## [PAGE EXTRACT]
........

The first-half insured losses are more than double the amount during the comparable period last year and more than four times the 10-year average, Munich Re and the III said during a webinar.

There were $220 billion in economic losses in 2005, when Hurricane Katrina hit. That was the previous record year for economic losses, the German reinsurer and New York-based trade association said.

The March 11 earthquake in Japan contributed $210 billion to the economic losses so far this year.

“It's been a momentous first half of the year—one for the record books,” said Robert P. Hartwig, III president and chief economist, in noting earthquakes in Japan, New Zealand and Chile and a string of U.S. tornadoes during recent months.

La Niña, characterized by unusually cold temperatures in the Pacific Ocean, “is driving the extreme losses this year, but there's increasing evidence that there's also a contribution of global warming,” said Peter Hoppe, head of Munich Re's Geo Risks Research/Corporate Climate Center. While there have been many La Niña events in past decades, he said none has created such extreme events as this year.

Carl Hedde, Munich Reinsurance America's head of risk accumulation, listed events such as wildfires in Arizona; blizzards in the Midwest; tornadoes in Joplin, Mo., and Tuscaloosa, Ala.; and the deadliest U.S. thunderstorm season in more than 50 years.

In the United States, where insurance penetration is relatively higher than other parts of the world, 100 events in the first half of 2011 produced $27 billion in overall losses and $17.3 billion in insured losses, which Munich Re and the III said are well above the 10-year averages of $11.8 billion and $6.6 billion, respectively.

“The total is still climbing” for the number of insured losses from natural disasters in the United States, Mr. Hedde said during the webinar presented by Munich Re and the III and available on Munich Re's website.

Mr. Hartwig said despite projections of 16 named storms for the current hurricane season vs. a 9.6 annual average, “there's no question at all about whether insurers or reinsurers can meet their obligations.”

........

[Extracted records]
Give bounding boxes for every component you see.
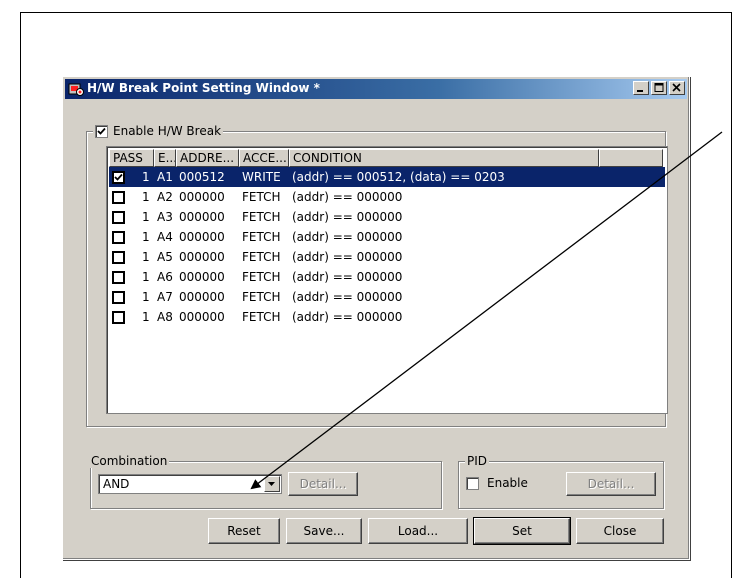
- arrow-to-combination-icon: [250, 131, 723, 490]
- annotation-arrows: [250, 131, 723, 490]
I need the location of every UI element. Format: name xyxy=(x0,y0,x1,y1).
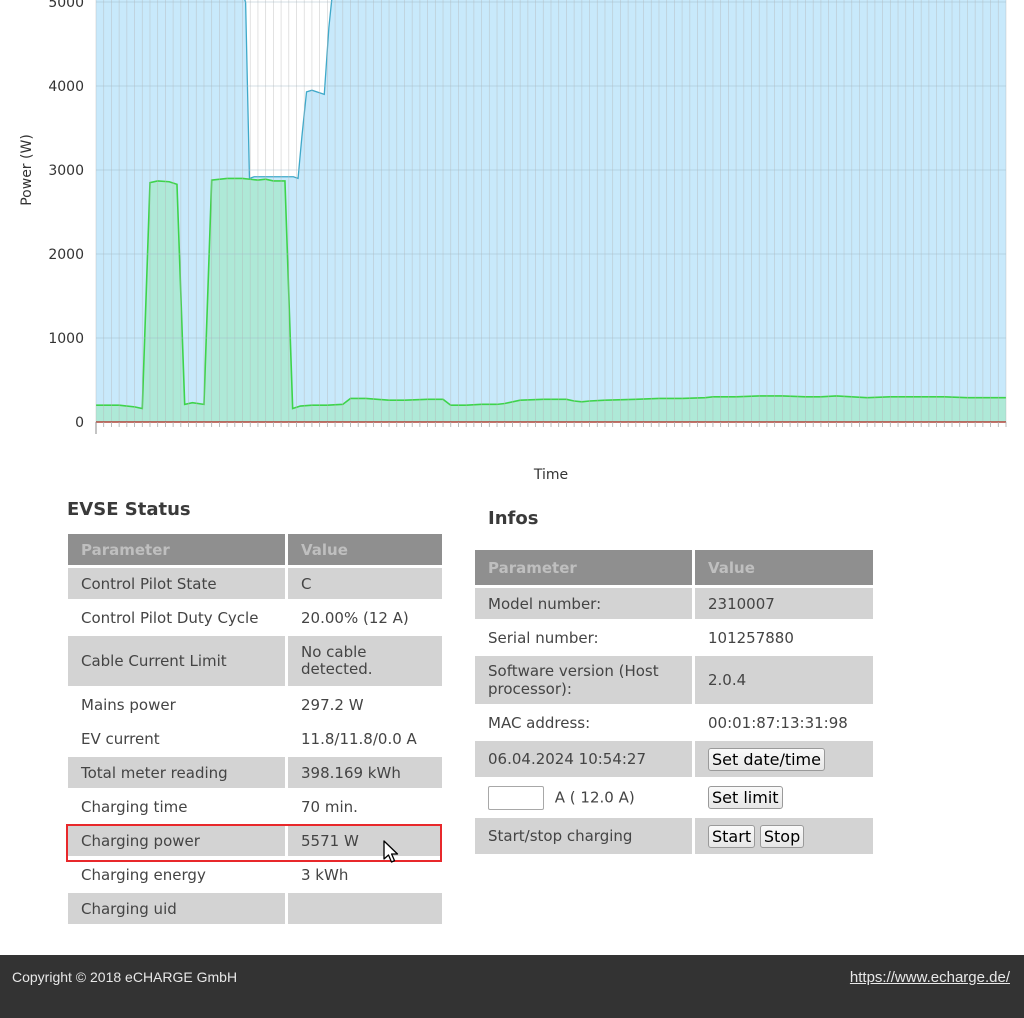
evse-header-parameter: Parameter xyxy=(68,534,285,565)
y-tick-label: 3000 xyxy=(48,163,84,179)
chart-x-ticks xyxy=(95,422,1007,434)
mac-address-label: MAC address: xyxy=(475,707,692,738)
model-number-value: 2310007 xyxy=(695,588,873,619)
evse-value: 3 kWh xyxy=(288,859,442,890)
evse-value: C xyxy=(288,568,442,599)
evse-param: Control Pilot Duty Cycle xyxy=(68,602,285,633)
evse-value: 398.169 kWh xyxy=(288,757,442,788)
evse-param: Charging time xyxy=(68,791,285,822)
model-number-label: Model number: xyxy=(475,588,692,619)
footer-copyright: Copyright © 2018 eCHARGE GmbH xyxy=(12,969,238,985)
start-stop-cell: Start Stop xyxy=(695,818,873,854)
y-tick-label: 5000 xyxy=(48,0,84,11)
evse-param: EV current xyxy=(68,723,285,754)
infos-table: Parameter Value Model number: 2310007 Se… xyxy=(472,547,876,857)
evse-header-value: Value xyxy=(288,534,442,565)
current-limit-input[interactable] xyxy=(488,785,544,810)
evse-value: No cable detected. xyxy=(288,636,442,686)
table-row: Model number: 2310007 xyxy=(475,588,873,619)
chart-y-ticks: 0 1000 2000 3000 4000 5000 xyxy=(48,0,84,431)
y-tick-label: 1000 xyxy=(48,331,84,347)
table-row: Software version (Host processor): 2.0.4 xyxy=(475,656,873,704)
set-limit-button[interactable]: Set limit xyxy=(708,786,783,809)
table-row: Start/stop charging Start Stop xyxy=(475,818,873,854)
evse-value: 20.00% (12 A) xyxy=(288,602,442,633)
stop-charging-button[interactable]: Stop xyxy=(759,824,805,848)
evse-param: Total meter reading xyxy=(68,757,285,788)
infos-title: Infos xyxy=(488,508,539,529)
evse-value: 11.8/11.8/0.0 A xyxy=(288,723,442,754)
start-charging-button[interactable]: Start xyxy=(708,824,756,848)
table-row: Control Pilot Duty Cycle 20.00% (12 A) xyxy=(68,602,442,633)
evse-status-title: EVSE Status xyxy=(67,499,191,520)
evse-param: Charging energy xyxy=(68,859,285,890)
serial-number-value: 101257880 xyxy=(695,622,873,653)
infos-header-value: Value xyxy=(695,550,873,585)
power-chart: 0 1000 2000 3000 4000 5000 Power (W) Time xyxy=(19,0,1007,483)
evse-param: Mains power xyxy=(68,689,285,720)
evse-param: Control Pilot State xyxy=(68,568,285,599)
evse-param: Charging uid xyxy=(68,893,285,924)
software-version-label: Software version (Host processor): xyxy=(475,656,692,704)
evse-value: 297.2 W xyxy=(288,689,442,720)
table-row: Total meter reading 398.169 kWh xyxy=(68,757,442,788)
table-row: A ( 12.0 A) Set limit xyxy=(475,780,873,815)
table-row: 06.04.2024 10:54:27 Set date/time xyxy=(475,741,873,777)
serial-number-label: Serial number: xyxy=(475,622,692,653)
y-tick-label: 4000 xyxy=(48,79,84,95)
table-row: EV current 11.8/11.8/0.0 A xyxy=(68,723,442,754)
current-limit-cell: A ( 12.0 A) xyxy=(475,780,692,815)
table-row: Cable Current Limit No cable detected. xyxy=(68,636,442,686)
evse-value xyxy=(288,893,442,924)
table-row: Mains power 297.2 W xyxy=(68,689,442,720)
table-row: Serial number: 101257880 xyxy=(475,622,873,653)
set-limit-cell: Set limit xyxy=(695,780,873,815)
chart-x-axis-label: Time xyxy=(533,467,568,483)
table-row: Charging uid xyxy=(68,893,442,924)
table-row: Charging time 70 min. xyxy=(68,791,442,822)
page-footer: Copyright © 2018 eCHARGE GmbH https://ww… xyxy=(0,955,1024,1018)
set-datetime-button[interactable]: Set date/time xyxy=(708,747,825,771)
set-datetime-cell: Set date/time xyxy=(695,741,873,777)
y-tick-label: 0 xyxy=(75,415,84,431)
evse-param: Cable Current Limit xyxy=(68,636,285,686)
footer-website-link[interactable]: https://www.echarge.de/ xyxy=(850,969,1010,986)
start-stop-label: Start/stop charging xyxy=(475,818,692,854)
current-datetime: 06.04.2024 10:54:27 xyxy=(475,741,692,777)
table-row: Control Pilot State C xyxy=(68,568,442,599)
evse-status-table: Parameter Value Control Pilot State C Co… xyxy=(65,531,445,927)
table-row: MAC address: 00:01:87:13:31:98 xyxy=(475,707,873,738)
mouse-cursor-icon xyxy=(383,840,399,863)
software-version-value: 2.0.4 xyxy=(695,656,873,704)
evse-value: 70 min. xyxy=(288,791,442,822)
y-tick-label: 2000 xyxy=(48,247,84,263)
chart-y-axis-label: Power (W) xyxy=(19,134,35,206)
current-limit-unit: A ( 12.0 A) xyxy=(554,788,635,806)
infos-header-parameter: Parameter xyxy=(475,550,692,585)
mac-address-value: 00:01:87:13:31:98 xyxy=(695,707,873,738)
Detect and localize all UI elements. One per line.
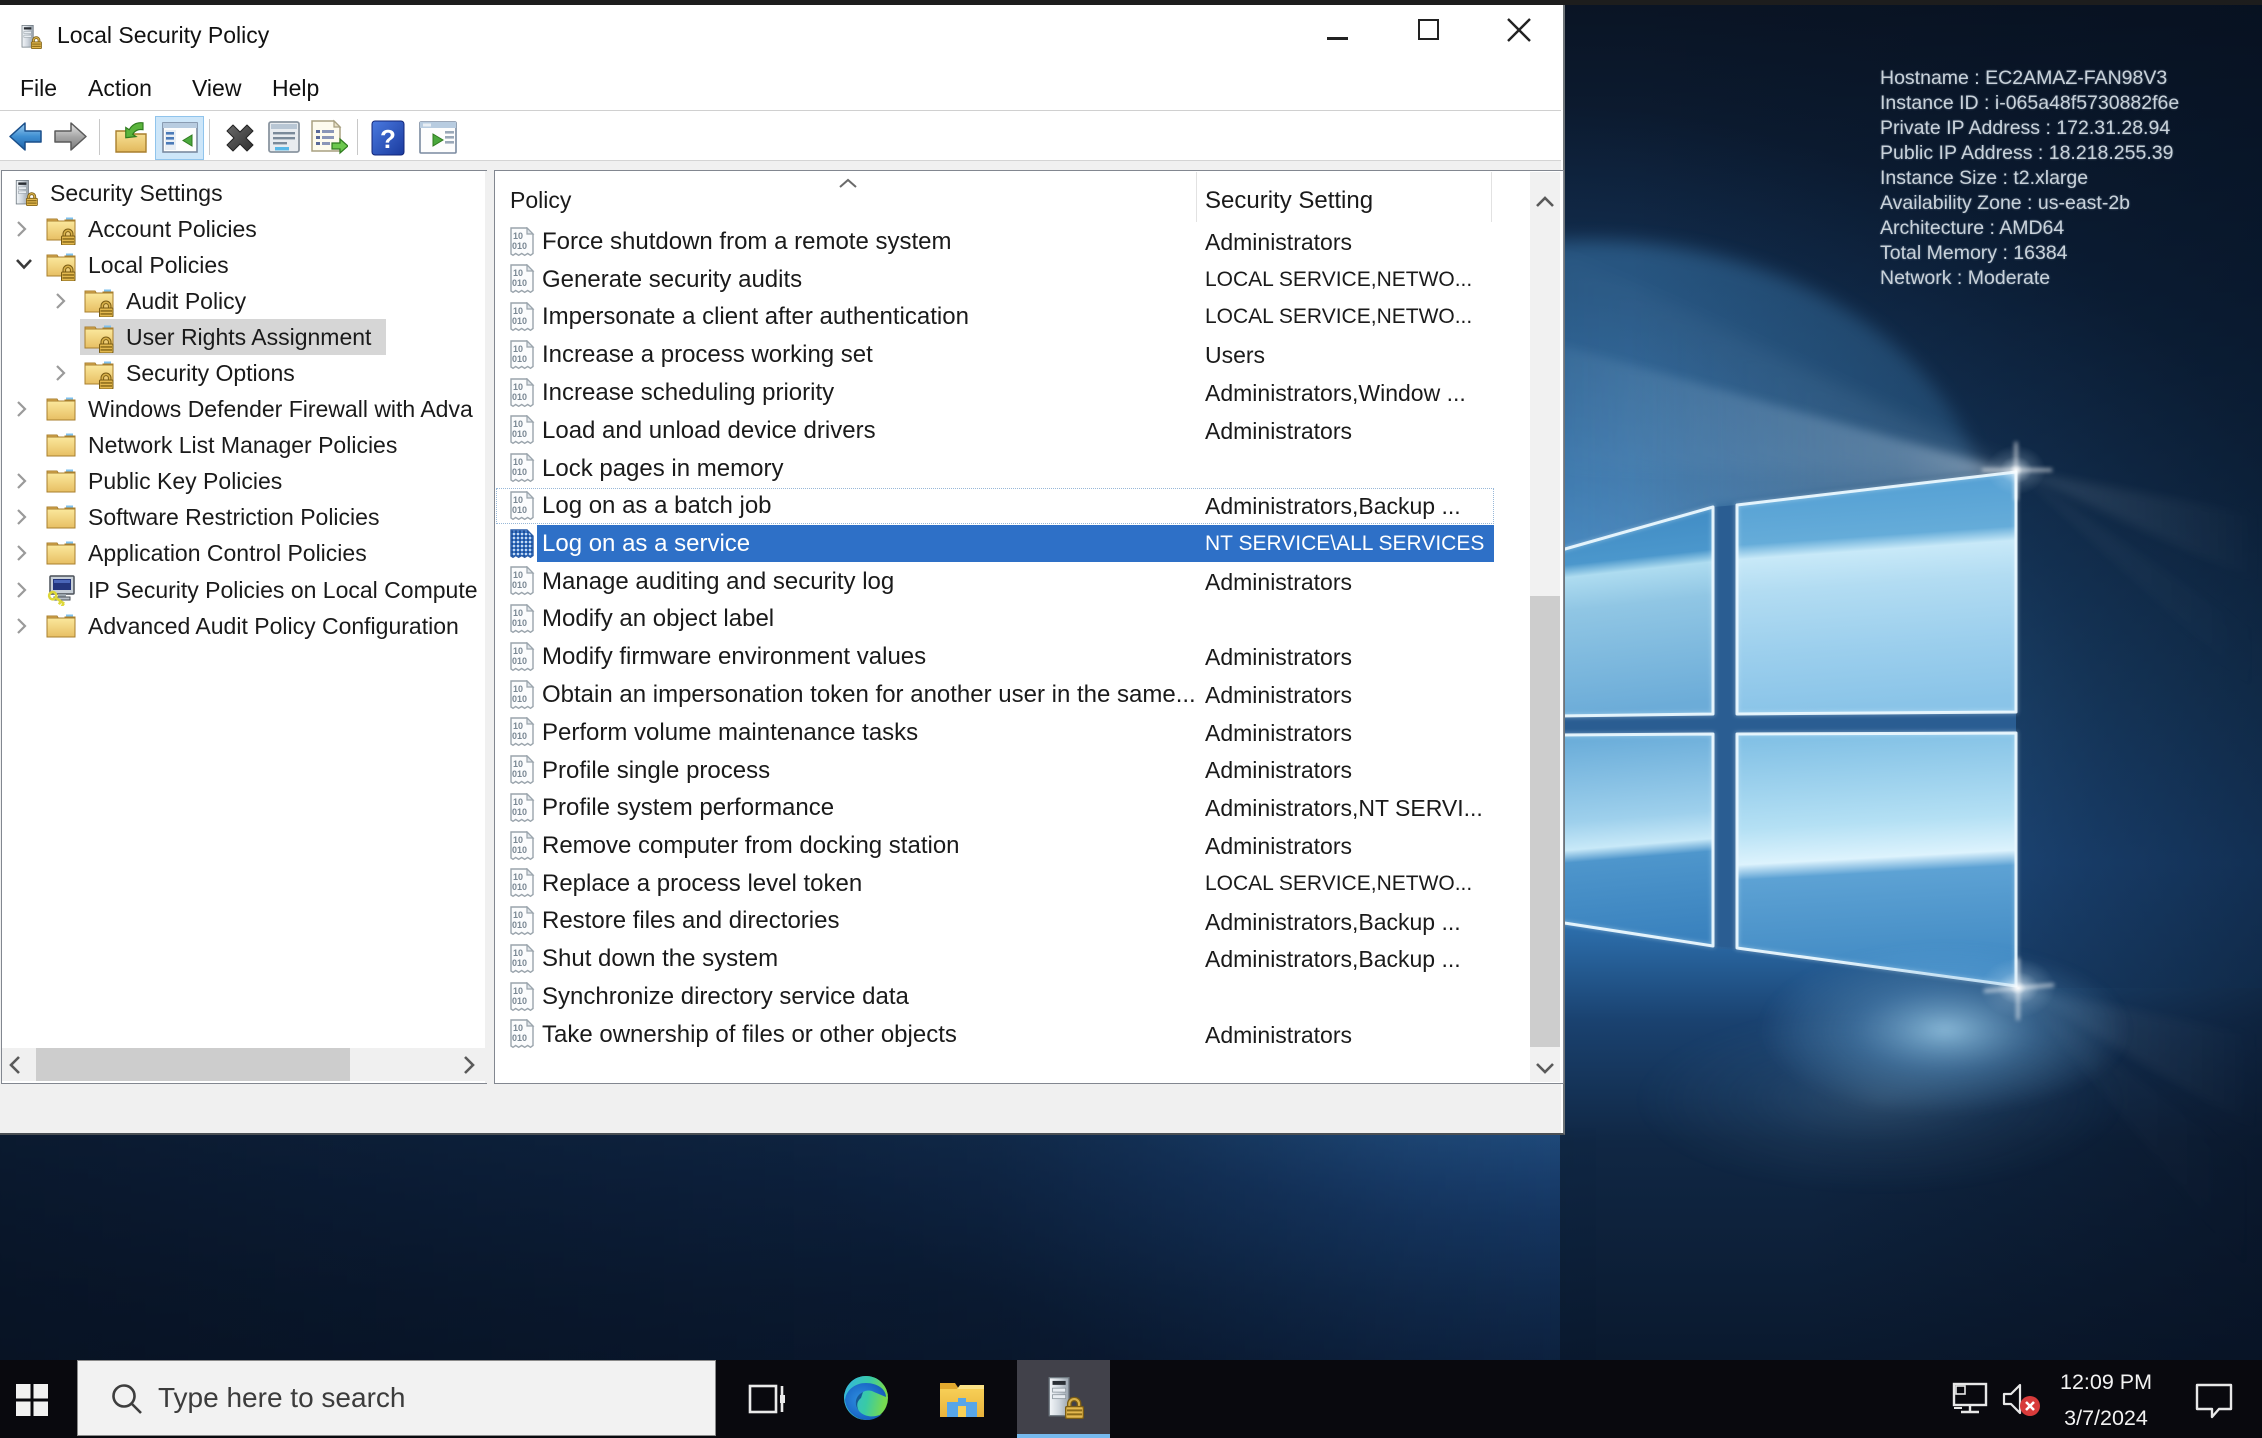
svg-text:10: 10	[513, 872, 523, 882]
svg-text:10: 10	[513, 570, 523, 580]
svg-text:010: 010	[512, 996, 527, 1006]
svg-text:10: 10	[513, 797, 523, 807]
svg-text:010: 010	[512, 920, 527, 930]
svg-text:010: 010	[512, 278, 527, 288]
svg-text:010: 010	[512, 882, 527, 892]
svg-text:010: 010	[512, 392, 527, 402]
svg-text:10: 10	[513, 684, 523, 694]
svg-text:010: 010	[512, 845, 527, 855]
svg-text:10: 10	[513, 759, 523, 769]
svg-text:010: 010	[512, 429, 527, 439]
svg-text:10: 10	[513, 382, 523, 392]
svg-text:?: ?	[380, 124, 396, 154]
svg-text:010: 010	[512, 958, 527, 968]
svg-text:10: 10	[513, 835, 523, 845]
svg-text:010: 010	[512, 656, 527, 666]
svg-text:010: 010	[512, 731, 527, 741]
svg-text:10: 10	[513, 495, 523, 505]
svg-text:10: 10	[513, 419, 523, 429]
svg-text:010: 010	[512, 467, 527, 477]
svg-text:10: 10	[513, 268, 523, 278]
svg-text:10: 10	[513, 344, 523, 354]
svg-text:010: 010	[512, 618, 527, 628]
svg-text:10: 10	[513, 457, 523, 467]
svg-text:10: 10	[513, 721, 523, 731]
svg-text:010: 010	[512, 316, 527, 326]
svg-text:010: 010	[512, 769, 527, 779]
svg-text:10: 10	[513, 231, 523, 241]
svg-text:010: 010	[512, 354, 527, 364]
svg-text:010: 010	[512, 505, 527, 515]
svg-text:10: 10	[513, 910, 523, 920]
svg-text:10: 10	[513, 948, 523, 958]
svg-text:10: 10	[513, 306, 523, 316]
svg-text:10: 10	[513, 608, 523, 618]
svg-text:010: 010	[512, 807, 527, 817]
svg-text:010: 010	[512, 1033, 527, 1043]
svg-text:10: 10	[513, 1023, 523, 1033]
svg-text:10: 10	[513, 646, 523, 656]
svg-text:10: 10	[513, 986, 523, 996]
svg-text:010: 010	[512, 694, 527, 704]
svg-text:010: 010	[512, 241, 527, 251]
svg-text:010: 010	[512, 580, 527, 590]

........

## [REQUESTS]
1 > Answer these questions using the article on disaster losses.
(a) How much did the March 11 earthquake in Japan contribute to economic losses so far this year?
(b) What was the total of economic losses in 2005?
(c) How many named storms were projected for the current hurricane season?
2 > Quote the passage of the article on disaster losses that begins at "The March 11" and ends after "as this year.".

## [THE REPLIES]
1 >
(a) $210 billion
(b) $220 billion
(c) 16

2 >
The March 11 earthquake in Japan contributed $210 billion to the economic losses so far this year.

“It's been a momentous first half of the year—one for the record books,” said Robert P. Hartwig, III president and chief economist, in noting earthquakes in Japan, New Zealand and Chile and a string of U.S. tornadoes during recent months.

La Niña, characterized by unusually cold temperatures in the Pacific Ocean, “is driving the extreme losses this year, but there's increasing evidence that there's also a contribution of global warming,” said Peter Hoppe, head of Munich Re's Geo Risks Research/Corporate Climate Center. While there have been many La Niña events in past decades, he said none has created such extreme events as this year.